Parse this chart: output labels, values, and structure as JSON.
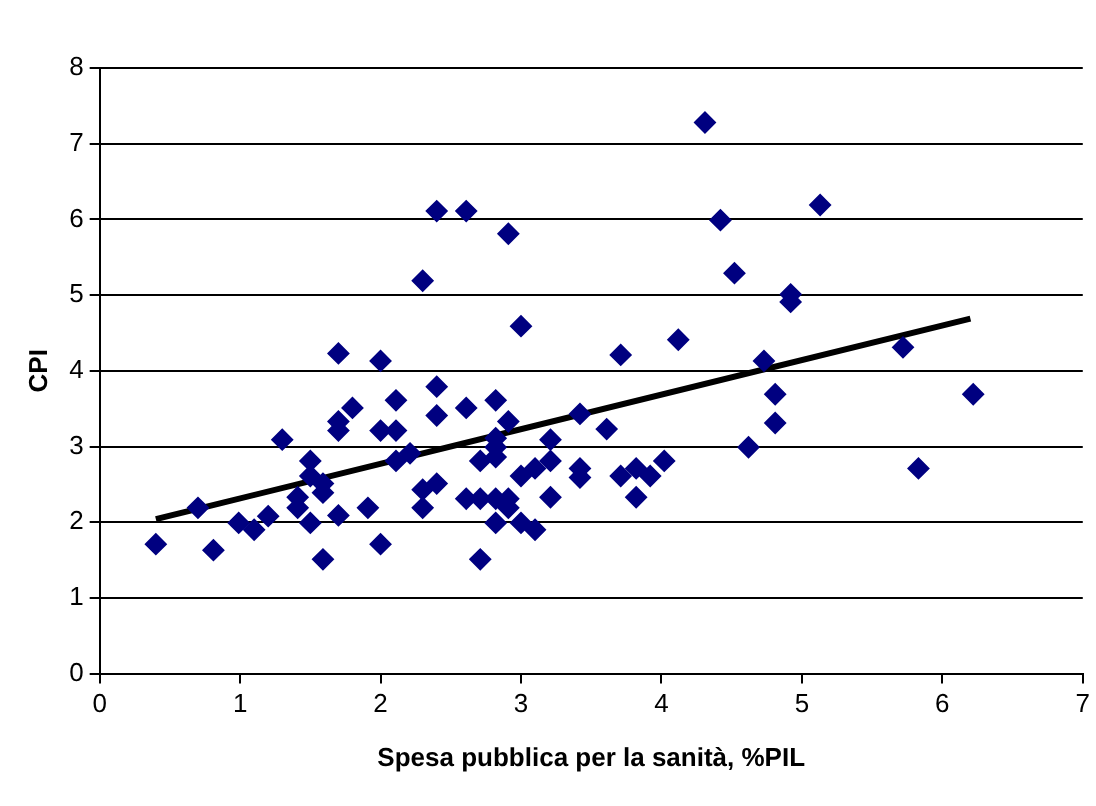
{
  "chart_data": {
    "type": "scatter",
    "xlabel": "Spesa pubblica per la sanità, %PIL",
    "ylabel": "CPI",
    "xlim": [
      0,
      7
    ],
    "xticks": [
      0,
      1,
      2,
      3,
      4,
      5,
      6,
      7
    ],
    "ylim": [
      0,
      8
    ],
    "yticks": [
      0,
      1,
      2,
      3,
      4,
      5,
      6,
      7,
      8
    ],
    "grid": "y",
    "legend": false,
    "marker": "diamond",
    "series": [
      {
        "type": "scatter",
        "color": "#000080",
        "x": [
          0.4,
          0.7,
          0.81,
          0.99,
          1.1,
          1.2,
          1.3,
          1.41,
          1.41,
          1.5,
          1.5,
          1.5,
          1.59,
          1.59,
          1.59,
          1.7,
          1.7,
          1.7,
          1.7,
          1.8,
          1.91,
          2.0,
          2.0,
          2.0,
          2.11,
          2.11,
          2.11,
          2.21,
          2.3,
          2.3,
          2.3,
          2.4,
          2.4,
          2.4,
          2.4,
          2.61,
          2.61,
          2.61,
          2.71,
          2.71,
          2.71,
          2.82,
          2.82,
          2.82,
          2.82,
          2.82,
          2.82,
          2.91,
          2.91,
          2.91,
          2.91,
          3.0,
          3.0,
          3.0,
          3.1,
          3.1,
          3.21,
          3.21,
          3.21,
          3.42,
          3.42,
          3.42,
          3.61,
          3.71,
          3.71,
          3.82,
          3.82,
          3.92,
          4.02,
          4.12,
          4.31,
          4.42,
          4.52,
          4.62,
          4.73,
          4.81,
          4.81,
          4.92,
          4.92,
          5.13,
          5.72,
          5.83,
          6.22
        ],
        "values": [
          1.71,
          2.19,
          1.63,
          1.99,
          1.9,
          2.08,
          3.09,
          2.33,
          2.19,
          2.81,
          2.61,
          1.99,
          2.51,
          2.39,
          1.51,
          4.23,
          3.33,
          3.21,
          2.09,
          3.51,
          2.19,
          4.13,
          3.21,
          1.71,
          3.61,
          3.21,
          2.81,
          2.91,
          5.19,
          2.43,
          2.19,
          6.11,
          3.79,
          3.41,
          2.51,
          6.11,
          3.51,
          2.31,
          2.81,
          2.31,
          1.51,
          3.61,
          3.11,
          2.99,
          2.86,
          2.31,
          1.99,
          5.81,
          3.33,
          2.31,
          2.19,
          4.59,
          2.61,
          1.99,
          2.71,
          1.9,
          3.09,
          2.81,
          2.33,
          3.43,
          2.71,
          2.59,
          3.23,
          4.21,
          2.61,
          2.71,
          2.33,
          2.61,
          2.81,
          4.41,
          7.28,
          5.99,
          5.29,
          2.99,
          4.13,
          3.69,
          3.31,
          5.01,
          4.91,
          6.19,
          4.31,
          2.71,
          3.69
        ]
      },
      {
        "type": "line",
        "color": "#000000",
        "marker": "none",
        "x": [
          0.4,
          6.2
        ],
        "values": [
          2.04,
          4.69
        ]
      }
    ]
  }
}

__________________________________________________

§ **Task to complete**:
Return the full material word for word. Do not include the pictures.

§ **Solution for this exercise**:
Parse this chart: output labels, values, and structure as JSON.
{
  "chart_data": {
    "type": "scatter",
    "xlabel": "Spesa pubblica per la sanità, %PIL",
    "ylabel": "CPI",
    "xlim": [
      0,
      7
    ],
    "xticks": [
      0,
      1,
      2,
      3,
      4,
      5,
      6,
      7
    ],
    "ylim": [
      0,
      8
    ],
    "yticks": [
      0,
      1,
      2,
      3,
      4,
      5,
      6,
      7,
      8
    ],
    "grid": "y",
    "legend": false,
    "marker": "diamond",
    "series": [
      {
        "type": "scatter",
        "color": "#000080",
        "x": [
          0.4,
          0.7,
          0.81,
          0.99,
          1.1,
          1.2,
          1.3,
          1.41,
          1.41,
          1.5,
          1.5,
          1.5,
          1.59,
          1.59,
          1.59,
          1.7,
          1.7,
          1.7,
          1.7,
          1.8,
          1.91,
          2.0,
          2.0,
          2.0,
          2.11,
          2.11,
          2.11,
          2.21,
          2.3,
          2.3,
          2.3,
          2.4,
          2.4,
          2.4,
          2.4,
          2.61,
          2.61,
          2.61,
          2.71,
          2.71,
          2.71,
          2.82,
          2.82,
          2.82,
          2.82,
          2.82,
          2.82,
          2.91,
          2.91,
          2.91,
          2.91,
          3.0,
          3.0,
          3.0,
          3.1,
          3.1,
          3.21,
          3.21,
          3.21,
          3.42,
          3.42,
          3.42,
          3.61,
          3.71,
          3.71,
          3.82,
          3.82,
          3.92,
          4.02,
          4.12,
          4.31,
          4.42,
          4.52,
          4.62,
          4.73,
          4.81,
          4.81,
          4.92,
          4.92,
          5.13,
          5.72,
          5.83,
          6.22
        ],
        "values": [
          1.71,
          2.19,
          1.63,
          1.99,
          1.9,
          2.08,
          3.09,
          2.33,
          2.19,
          2.81,
          2.61,
          1.99,
          2.51,
          2.39,
          1.51,
          4.23,
          3.33,
          3.21,
          2.09,
          3.51,
          2.19,
          4.13,
          3.21,
          1.71,
          3.61,
          3.21,
          2.81,
          2.91,
          5.19,
          2.43,
          2.19,
          6.11,
          3.79,
          3.41,
          2.51,
          6.11,
          3.51,
          2.31,
          2.81,
          2.31,
          1.51,
          3.61,
          3.11,
          2.99,
          2.86,
          2.31,
          1.99,
          5.81,
          3.33,
          2.31,
          2.19,
          4.59,
          2.61,
          1.99,
          2.71,
          1.9,
          3.09,
          2.81,
          2.33,
          3.43,
          2.71,
          2.59,
          3.23,
          4.21,
          2.61,
          2.71,
          2.33,
          2.61,
          2.81,
          4.41,
          7.28,
          5.99,
          5.29,
          2.99,
          4.13,
          3.69,
          3.31,
          5.01,
          4.91,
          6.19,
          4.31,
          2.71,
          3.69
        ]
      },
      {
        "type": "line",
        "color": "#000000",
        "marker": "none",
        "x": [
          0.4,
          6.2
        ],
        "values": [
          2.04,
          4.69
        ]
      }
    ]
  }
}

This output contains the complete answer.